[BEGIN]

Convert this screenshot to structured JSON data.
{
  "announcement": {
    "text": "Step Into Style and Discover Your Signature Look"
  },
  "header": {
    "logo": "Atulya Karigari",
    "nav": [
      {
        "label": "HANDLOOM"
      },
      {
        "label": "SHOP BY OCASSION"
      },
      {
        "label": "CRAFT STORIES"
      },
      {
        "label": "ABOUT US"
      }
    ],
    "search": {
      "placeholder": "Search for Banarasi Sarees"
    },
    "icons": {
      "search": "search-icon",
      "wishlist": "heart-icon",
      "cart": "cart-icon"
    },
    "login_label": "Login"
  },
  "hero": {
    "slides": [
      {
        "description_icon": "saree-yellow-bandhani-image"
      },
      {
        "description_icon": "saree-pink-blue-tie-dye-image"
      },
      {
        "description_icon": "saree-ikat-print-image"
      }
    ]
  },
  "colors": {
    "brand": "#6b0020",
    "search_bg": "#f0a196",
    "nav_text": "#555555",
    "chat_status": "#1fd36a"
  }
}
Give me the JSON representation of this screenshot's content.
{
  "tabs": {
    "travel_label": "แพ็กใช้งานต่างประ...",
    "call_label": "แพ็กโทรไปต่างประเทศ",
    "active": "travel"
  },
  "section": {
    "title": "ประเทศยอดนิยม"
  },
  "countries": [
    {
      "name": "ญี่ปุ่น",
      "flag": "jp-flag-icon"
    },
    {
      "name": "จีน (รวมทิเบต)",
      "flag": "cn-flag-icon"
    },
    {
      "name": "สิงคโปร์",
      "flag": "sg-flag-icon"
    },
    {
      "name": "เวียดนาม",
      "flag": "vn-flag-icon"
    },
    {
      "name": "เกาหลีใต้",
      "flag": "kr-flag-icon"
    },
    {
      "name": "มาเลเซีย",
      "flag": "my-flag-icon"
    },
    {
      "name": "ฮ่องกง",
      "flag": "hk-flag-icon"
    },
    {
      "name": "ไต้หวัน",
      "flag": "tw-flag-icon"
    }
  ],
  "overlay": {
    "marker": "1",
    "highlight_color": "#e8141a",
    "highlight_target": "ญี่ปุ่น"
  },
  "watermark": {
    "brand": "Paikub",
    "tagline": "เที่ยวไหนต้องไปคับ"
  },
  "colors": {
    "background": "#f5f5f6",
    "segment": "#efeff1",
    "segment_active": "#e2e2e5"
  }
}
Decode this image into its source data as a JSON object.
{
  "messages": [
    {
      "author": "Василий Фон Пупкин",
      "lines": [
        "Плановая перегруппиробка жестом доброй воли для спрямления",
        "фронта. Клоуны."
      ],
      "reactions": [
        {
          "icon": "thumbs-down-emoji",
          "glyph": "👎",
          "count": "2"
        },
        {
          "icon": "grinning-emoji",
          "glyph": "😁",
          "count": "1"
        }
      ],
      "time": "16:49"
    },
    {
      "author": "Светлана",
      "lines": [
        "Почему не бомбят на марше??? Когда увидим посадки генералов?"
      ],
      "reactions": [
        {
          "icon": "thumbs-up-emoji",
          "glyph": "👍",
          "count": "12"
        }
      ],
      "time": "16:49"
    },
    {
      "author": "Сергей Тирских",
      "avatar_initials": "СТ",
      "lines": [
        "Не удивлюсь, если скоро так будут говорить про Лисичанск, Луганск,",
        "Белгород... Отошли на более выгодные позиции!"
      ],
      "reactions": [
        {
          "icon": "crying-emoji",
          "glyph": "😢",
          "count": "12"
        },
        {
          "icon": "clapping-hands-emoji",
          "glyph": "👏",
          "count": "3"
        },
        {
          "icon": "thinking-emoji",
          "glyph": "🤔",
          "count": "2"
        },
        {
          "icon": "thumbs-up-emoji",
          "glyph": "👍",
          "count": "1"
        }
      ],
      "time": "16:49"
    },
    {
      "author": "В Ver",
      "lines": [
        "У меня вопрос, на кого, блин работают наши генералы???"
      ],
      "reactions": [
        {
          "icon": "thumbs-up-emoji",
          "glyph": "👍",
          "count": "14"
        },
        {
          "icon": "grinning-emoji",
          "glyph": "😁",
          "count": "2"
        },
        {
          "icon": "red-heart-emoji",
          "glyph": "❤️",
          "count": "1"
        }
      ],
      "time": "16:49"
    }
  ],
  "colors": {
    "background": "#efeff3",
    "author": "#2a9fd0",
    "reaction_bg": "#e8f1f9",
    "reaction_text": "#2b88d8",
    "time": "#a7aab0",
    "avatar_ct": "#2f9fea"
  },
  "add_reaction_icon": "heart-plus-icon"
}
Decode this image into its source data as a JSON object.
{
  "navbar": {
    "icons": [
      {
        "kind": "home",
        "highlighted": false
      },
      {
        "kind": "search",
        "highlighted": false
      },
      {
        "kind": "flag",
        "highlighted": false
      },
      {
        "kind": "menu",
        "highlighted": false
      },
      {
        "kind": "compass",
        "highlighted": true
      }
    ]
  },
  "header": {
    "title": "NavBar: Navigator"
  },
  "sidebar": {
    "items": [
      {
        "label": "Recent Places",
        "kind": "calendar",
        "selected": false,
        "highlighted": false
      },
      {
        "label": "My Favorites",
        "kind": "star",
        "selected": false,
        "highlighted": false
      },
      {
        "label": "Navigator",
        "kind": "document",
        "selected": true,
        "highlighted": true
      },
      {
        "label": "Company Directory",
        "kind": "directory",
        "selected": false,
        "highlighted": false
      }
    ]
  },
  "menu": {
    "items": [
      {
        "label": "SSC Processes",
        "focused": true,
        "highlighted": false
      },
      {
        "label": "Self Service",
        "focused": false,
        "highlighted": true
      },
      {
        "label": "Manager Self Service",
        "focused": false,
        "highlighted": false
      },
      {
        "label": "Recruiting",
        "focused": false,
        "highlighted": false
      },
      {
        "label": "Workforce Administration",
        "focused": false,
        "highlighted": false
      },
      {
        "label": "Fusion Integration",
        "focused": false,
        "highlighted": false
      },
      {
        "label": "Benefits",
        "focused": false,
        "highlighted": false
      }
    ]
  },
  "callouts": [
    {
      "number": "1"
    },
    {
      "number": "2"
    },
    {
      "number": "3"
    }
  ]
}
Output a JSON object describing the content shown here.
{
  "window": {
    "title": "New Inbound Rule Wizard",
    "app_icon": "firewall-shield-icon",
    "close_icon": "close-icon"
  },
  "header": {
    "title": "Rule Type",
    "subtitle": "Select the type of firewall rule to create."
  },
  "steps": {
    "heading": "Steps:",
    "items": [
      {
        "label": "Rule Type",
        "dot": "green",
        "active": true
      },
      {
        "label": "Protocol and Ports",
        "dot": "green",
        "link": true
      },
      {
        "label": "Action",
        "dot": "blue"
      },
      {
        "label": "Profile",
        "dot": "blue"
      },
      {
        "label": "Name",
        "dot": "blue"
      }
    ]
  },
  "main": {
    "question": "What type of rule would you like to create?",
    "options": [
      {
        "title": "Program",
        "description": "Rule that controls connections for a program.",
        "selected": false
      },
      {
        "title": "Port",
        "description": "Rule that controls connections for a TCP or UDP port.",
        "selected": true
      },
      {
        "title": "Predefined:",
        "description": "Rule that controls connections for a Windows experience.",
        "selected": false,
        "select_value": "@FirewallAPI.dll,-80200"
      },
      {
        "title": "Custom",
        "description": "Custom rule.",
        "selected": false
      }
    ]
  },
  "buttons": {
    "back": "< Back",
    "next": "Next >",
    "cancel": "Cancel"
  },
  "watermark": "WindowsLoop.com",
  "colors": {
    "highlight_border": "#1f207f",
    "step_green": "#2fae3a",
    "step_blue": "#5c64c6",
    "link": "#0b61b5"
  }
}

[END]

• [Work to complete] Give every line of the material again, exactly as it reads.

• [Task answer]
Convert this screenshot to structured JSON data.
{
  "announcement": {
    "text": "Step Into Style and Discover Your Signature Look"
  },
  "header": {
    "logo": "Atulya Karigari",
    "nav": [
      {
        "label": "HANDLOOM"
      },
      {
        "label": "SHOP BY OCASSION"
      },
      {
        "label": "CRAFT STORIES"
      },
      {
        "label": "ABOUT US"
      }
    ],
    "search": {
      "placeholder": "Search for Banarasi Sarees"
    },
    "icons": {
      "search": "search-icon",
      "wishlist": "heart-icon",
      "cart": "cart-icon"
    },
    "login_label": "Login"
  },
  "hero": {
    "slides": [
      {
        "description_icon": "saree-yellow-bandhani-image"
      },
      {
        "description_icon": "saree-pink-blue-tie-dye-image"
      },
      {
        "description_icon": "saree-ikat-print-image"
      }
    ]
  },
  "colors": {
    "brand": "#6b0020",
    "search_bg": "#f0a196",
    "nav_text": "#555555",
    "chat_status": "#1fd36a"
  }
}
Give me the JSON representation of this screenshot's content.
{
  "tabs": {
    "travel_label": "แพ็กใช้งานต่างประ...",
    "call_label": "แพ็กโทรไปต่างประเทศ",
    "active": "travel"
  },
  "section": {
    "title": "ประเทศยอดนิยม"
  },
  "countries": [
    {
      "name": "ญี่ปุ่น",
      "flag": "jp-flag-icon"
    },
    {
      "name": "จีน (รวมทิเบต)",
      "flag": "cn-flag-icon"
    },
    {
      "name": "สิงคโปร์",
      "flag": "sg-flag-icon"
    },
    {
      "name": "เวียดนาม",
      "flag": "vn-flag-icon"
    },
    {
      "name": "เกาหลีใต้",
      "flag": "kr-flag-icon"
    },
    {
      "name": "มาเลเซีย",
      "flag": "my-flag-icon"
    },
    {
      "name": "ฮ่องกง",
      "flag": "hk-flag-icon"
    },
    {
      "name": "ไต้หวัน",
      "flag": "tw-flag-icon"
    }
  ],
  "overlay": {
    "marker": "1",
    "highlight_color": "#e8141a",
    "highlight_target": "ญี่ปุ่น"
  },
  "watermark": {
    "brand": "Paikub",
    "tagline": "เที่ยวไหนต้องไปคับ"
  },
  "colors": {
    "background": "#f5f5f6",
    "segment": "#efeff1",
    "segment_active": "#e2e2e5"
  }
}
Decode this image into its source data as a JSON object.
{
  "messages": [
    {
      "author": "Василий Фон Пупкин",
      "lines": [
        "Плановая перегруппиробка жестом доброй воли для спрямления",
        "фронта. Клоуны."
      ],
      "reactions": [
        {
          "icon": "thumbs-down-emoji",
          "glyph": "👎",
          "count": "2"
        },
        {
          "icon": "grinning-emoji",
          "glyph": "😁",
          "count": "1"
        }
      ],
      "time": "16:49"
    },
    {
      "author": "Светлана",
      "lines": [
        "Почему не бомбят на марше??? Когда увидим посадки генералов?"
      ],
      "reactions": [
        {
          "icon": "thumbs-up-emoji",
          "glyph": "👍",
          "count": "12"
        }
      ],
      "time": "16:49"
    },
    {
      "author": "Сергей Тирских",
      "avatar_initials": "СТ",
      "lines": [
        "Не удивлюсь, если скоро так будут говорить про Лисичанск, Луганск,",
        "Белгород... Отошли на более выгодные позиции!"
      ],
      "reactions": [
        {
          "icon": "crying-emoji",
          "glyph": "😢",
          "count": "12"
        },
        {
          "icon": "clapping-hands-emoji",
          "glyph": "👏",
          "count": "3"
        },
        {
          "icon": "thinking-emoji",
          "glyph": "🤔",
          "count": "2"
        },
        {
          "icon": "thumbs-up-emoji",
          "glyph": "👍",
          "count": "1"
        }
      ],
      "time": "16:49"
    },
    {
      "author": "В Ver",
      "lines": [
        "У меня вопрос, на кого, блин работают наши генералы???"
      ],
      "reactions": [
        {
          "icon": "thumbs-up-emoji",
          "glyph": "👍",
          "count": "14"
        },
        {
          "icon": "grinning-emoji",
          "glyph": "😁",
          "count": "2"
        },
        {
          "icon": "red-heart-emoji",
          "glyph": "❤️",
          "count": "1"
        }
      ],
      "time": "16:49"
    }
  ],
  "colors": {
    "background": "#efeff3",
    "author": "#2a9fd0",
    "reaction_bg": "#e8f1f9",
    "reaction_text": "#2b88d8",
    "time": "#a7aab0",
    "avatar_ct": "#2f9fea"
  },
  "add_reaction_icon": "heart-plus-icon"
}
Decode this image into its source data as a JSON object.
{
  "navbar": {
    "icons": [
      {
        "kind": "home",
        "highlighted": false
      },
      {
        "kind": "search",
        "highlighted": false
      },
      {
        "kind": "flag",
        "highlighted": false
      },
      {
        "kind": "menu",
        "highlighted": false
      },
      {
        "kind": "compass",
        "highlighted": true
      }
    ]
  },
  "header": {
    "title": "NavBar: Navigator"
  },
  "sidebar": {
    "items": [
      {
        "label": "Recent Places",
        "kind": "calendar",
        "selected": false,
        "highlighted": false
      },
      {
        "label": "My Favorites",
        "kind": "star",
        "selected": false,
        "highlighted": false
      },
      {
        "label": "Navigator",
        "kind": "document",
        "selected": true,
        "highlighted": true
      },
      {
        "label": "Company Directory",
        "kind": "directory",
        "selected": false,
        "highlighted": false
      }
    ]
  },
  "menu": {
    "items": [
      {
        "label": "SSC Processes",
        "focused": true,
        "highlighted": false
      },
      {
        "label": "Self Service",
        "focused": false,
        "highlighted": true
      },
      {
        "label": "Manager Self Service",
        "focused": false,
        "highlighted": false
      },
      {
        "label": "Recruiting",
        "focused": false,
        "highlighted": false
      },
      {
        "label": "Workforce Administration",
        "focused": false,
        "highlighted": false
      },
      {
        "label": "Fusion Integration",
        "focused": false,
        "highlighted": false
      },
      {
        "label": "Benefits",
        "focused": false,
        "highlighted": false
      }
    ]
  },
  "callouts": [
    {
      "number": "1"
    },
    {
      "number": "2"
    },
    {
      "number": "3"
    }
  ]
}
Output a JSON object describing the content shown here.
{
  "window": {
    "title": "New Inbound Rule Wizard",
    "app_icon": "firewall-shield-icon",
    "close_icon": "close-icon"
  },
  "header": {
    "title": "Rule Type",
    "subtitle": "Select the type of firewall rule to create."
  },
  "steps": {
    "heading": "Steps:",
    "items": [
      {
        "label": "Rule Type",
        "dot": "green",
        "active": true
      },
      {
        "label": "Protocol and Ports",
        "dot": "green",
        "link": true
      },
      {
        "label": "Action",
        "dot": "blue"
      },
      {
        "label": "Profile",
        "dot": "blue"
      },
      {
        "label": "Name",
        "dot": "blue"
      }
    ]
  },
  "main": {
    "question": "What type of rule would you like to create?",
    "options": [
      {
        "title": "Program",
        "description": "Rule that controls connections for a program.",
        "selected": false
      },
      {
        "title": "Port",
        "description": "Rule that controls connections for a TCP or UDP port.",
        "selected": true
      },
      {
        "title": "Predefined:",
        "description": "Rule that controls connections for a Windows experience.",
        "selected": false,
        "select_value": "@FirewallAPI.dll,-80200"
      },
      {
        "title": "Custom",
        "description": "Custom rule.",
        "selected": false
      }
    ]
  },
  "buttons": {
    "back": "< Back",
    "next": "Next >",
    "cancel": "Cancel"
  },
  "watermark": "WindowsLoop.com",
  "colors": {
    "highlight_border": "#1f207f",
    "step_green": "#2fae3a",
    "step_blue": "#5c64c6",
    "link": "#0b61b5"
  }
}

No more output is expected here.